Selected passage:
++++

Figure 3 Mural as backdrop for film and wedding photographs

Mural as backdrop for film and wedding photographs for the community

 

In this manner, the map also speaks to the daily life of some of these murals in Lower East Side. It is a visual snapshot of the range and style of a majority of community murals in the Lower East Side, and encourages thinking around the role of murals today: What stories do these murals tell and what stories are not told? How do they function in the life of the community? Who sees them? Are murals still a social and political tool or simply urban decoration?

Figure 4 Mural Life in the Lower East Side Front

Mural Life in the Lower East Side (Front)

 Figure 5 Mural Life in the Lower East Side Back

Mural Life in the Lower East Side (Back)

At this time, the mural maps has been distributed to many of the community and activist organizations in the Lower East Side, and is featured on our Art|Education|CommunityPractice blog at NYU as well: https://wordpress.com/stats/insights/arteducationandcommunitypracticeatnyu.wordpress.com

Armed with map in hand and these questions in our heads, as we retrace the paths walked by these students just a year ago, we are struck by the sheer pace at which this already precarious, and transient history is being erased. Wondering what contemporary medium or method, perhaps, might continue this practice of public art, which pushes back against power and visualizes untold histories, celebrating those often disregarded by dominant perspectives, we are left staring instead, at giant billboards eliciting consumption, or flat screens broadcasting blockbuster trailers. Faced with this perpetual and pervasive consumerism, we are reminded ever more, of the urgency to preserve these histories, to devise ways to sustain this practice of storytelling, especially in a time when a significant responsibility of the artist activist, is to visualize and present alternate histories, which confront and rupture the reductive, superficial and glossy images of mainstream media and the culture industry. In this manner, we hope for our map to function, not merely as a historical record of a Lower East Side that once was, but as an incentive for continued endeavors which take on the task of imaging, presenting and preserving histories that would otherwise remain overlooked or untold.

++++

Work order 1: In the passage on Lower East Side murals, besides going to community and activist groups, where else is the mural map featured?
Work order 2: Write out the passage on Lower East Side murals from "In this manner, the" up to and including "simply urban decoration?".
Work order 3: Pick up the passage on Lower East Side murals after its last sentence and write what comes next.
The lines that come after this have nothing to do with the passage on Lower East Side murals.

Data for review:
++++

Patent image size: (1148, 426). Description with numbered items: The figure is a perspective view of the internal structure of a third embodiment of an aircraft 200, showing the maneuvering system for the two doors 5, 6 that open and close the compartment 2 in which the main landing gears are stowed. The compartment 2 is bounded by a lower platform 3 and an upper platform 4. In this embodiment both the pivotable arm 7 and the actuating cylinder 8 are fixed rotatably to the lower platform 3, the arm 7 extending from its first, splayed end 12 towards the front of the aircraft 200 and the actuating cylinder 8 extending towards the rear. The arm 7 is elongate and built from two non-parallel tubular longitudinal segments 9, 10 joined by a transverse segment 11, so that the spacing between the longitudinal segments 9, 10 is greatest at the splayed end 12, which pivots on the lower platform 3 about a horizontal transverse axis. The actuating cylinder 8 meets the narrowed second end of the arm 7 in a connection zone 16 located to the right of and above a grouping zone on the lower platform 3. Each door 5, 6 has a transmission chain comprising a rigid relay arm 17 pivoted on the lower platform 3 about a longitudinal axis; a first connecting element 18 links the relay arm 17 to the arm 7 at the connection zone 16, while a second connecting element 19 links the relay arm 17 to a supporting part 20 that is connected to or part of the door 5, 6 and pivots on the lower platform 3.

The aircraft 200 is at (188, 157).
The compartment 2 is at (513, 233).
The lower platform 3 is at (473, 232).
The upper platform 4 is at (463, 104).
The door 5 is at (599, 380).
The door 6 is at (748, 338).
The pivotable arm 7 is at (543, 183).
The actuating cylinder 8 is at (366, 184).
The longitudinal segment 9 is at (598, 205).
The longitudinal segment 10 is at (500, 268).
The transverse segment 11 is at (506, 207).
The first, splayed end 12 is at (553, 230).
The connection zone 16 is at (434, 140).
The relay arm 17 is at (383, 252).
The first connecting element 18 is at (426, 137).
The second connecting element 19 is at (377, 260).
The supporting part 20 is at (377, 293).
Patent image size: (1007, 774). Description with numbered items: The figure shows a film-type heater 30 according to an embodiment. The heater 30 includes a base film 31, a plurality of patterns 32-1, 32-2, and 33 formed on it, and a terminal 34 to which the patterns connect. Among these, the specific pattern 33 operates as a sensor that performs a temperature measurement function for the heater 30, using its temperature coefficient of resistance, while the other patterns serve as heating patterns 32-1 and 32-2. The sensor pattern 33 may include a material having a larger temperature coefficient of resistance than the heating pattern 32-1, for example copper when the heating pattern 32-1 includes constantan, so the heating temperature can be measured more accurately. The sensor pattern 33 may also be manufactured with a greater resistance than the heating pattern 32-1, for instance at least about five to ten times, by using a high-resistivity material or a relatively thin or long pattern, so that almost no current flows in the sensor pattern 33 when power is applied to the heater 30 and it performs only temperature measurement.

++++

Answer area 1: On the Art|Education|CommunityPractice blog at NYU.

Answer area 2:
In this manner, the map also speaks to the daily life of some of these murals in Lower East Side. It is a visual snapshot of the range and style of a majority of community murals in the Lower East Side, and encourages thinking around the role of murals today: What stories do these murals tell and what stories are not told? How do they function in the life of the community? Who sees them? Are murals still a social and political tool or simply urban decoration?

Answer area 3:
Acknowledgement

We would like to thank all the students who contributed to this map and its design: Katie Beeton, Diane Bezucha, Allison Blakeney, Carol Cabrera, Emily Caruso, Olivia Ek, Tiffany Fung, Erika Houle, Andrea Klabanova, Crystal Marich, Christina Morgera, Rebecca Neil, Larissa Pham, Sara Rubenson, Alexin Tenefrancia and Kailin Zhu. Priyanka Dasgupta, the co-author of this essay was also a principal designer.

Notes:

[i] Rice, T. (2016). Lower East Side Throwback: Making the Heritage Mural at 232 East Broadway. Retrieved on September 5, 2016 from
http://www.thelodownny.com/leslog/2016/03/lower-east-side-throwback-making-the-heritage-mural-at-232-east-broadway.html
[ii] Mogel, L. (2015). Lize Mogel Community Artist in Residence, March 11, 2015, Retrieved on September 15, 2016 from the Whitney Museum of Art website, http://whitney.org/Education/EducationBlog/LizeMogel

Dipti Desai is an Associate Professor and Director of the Art + Educations Programs at New York University. As a scholar and artist-educator her work addresses the intersection between visual art, activism, and critical pedagogy.

Priyanka Dasgupta is an artist and educator from India. Her installations employ both digital and physical media to trespass boundaries between aesthetics and politics. Dasgupta currently lives in New York City, where she is completing the Digital and Interdisciplinary Art Practice MFA at City College, while teaching at New York University and City College.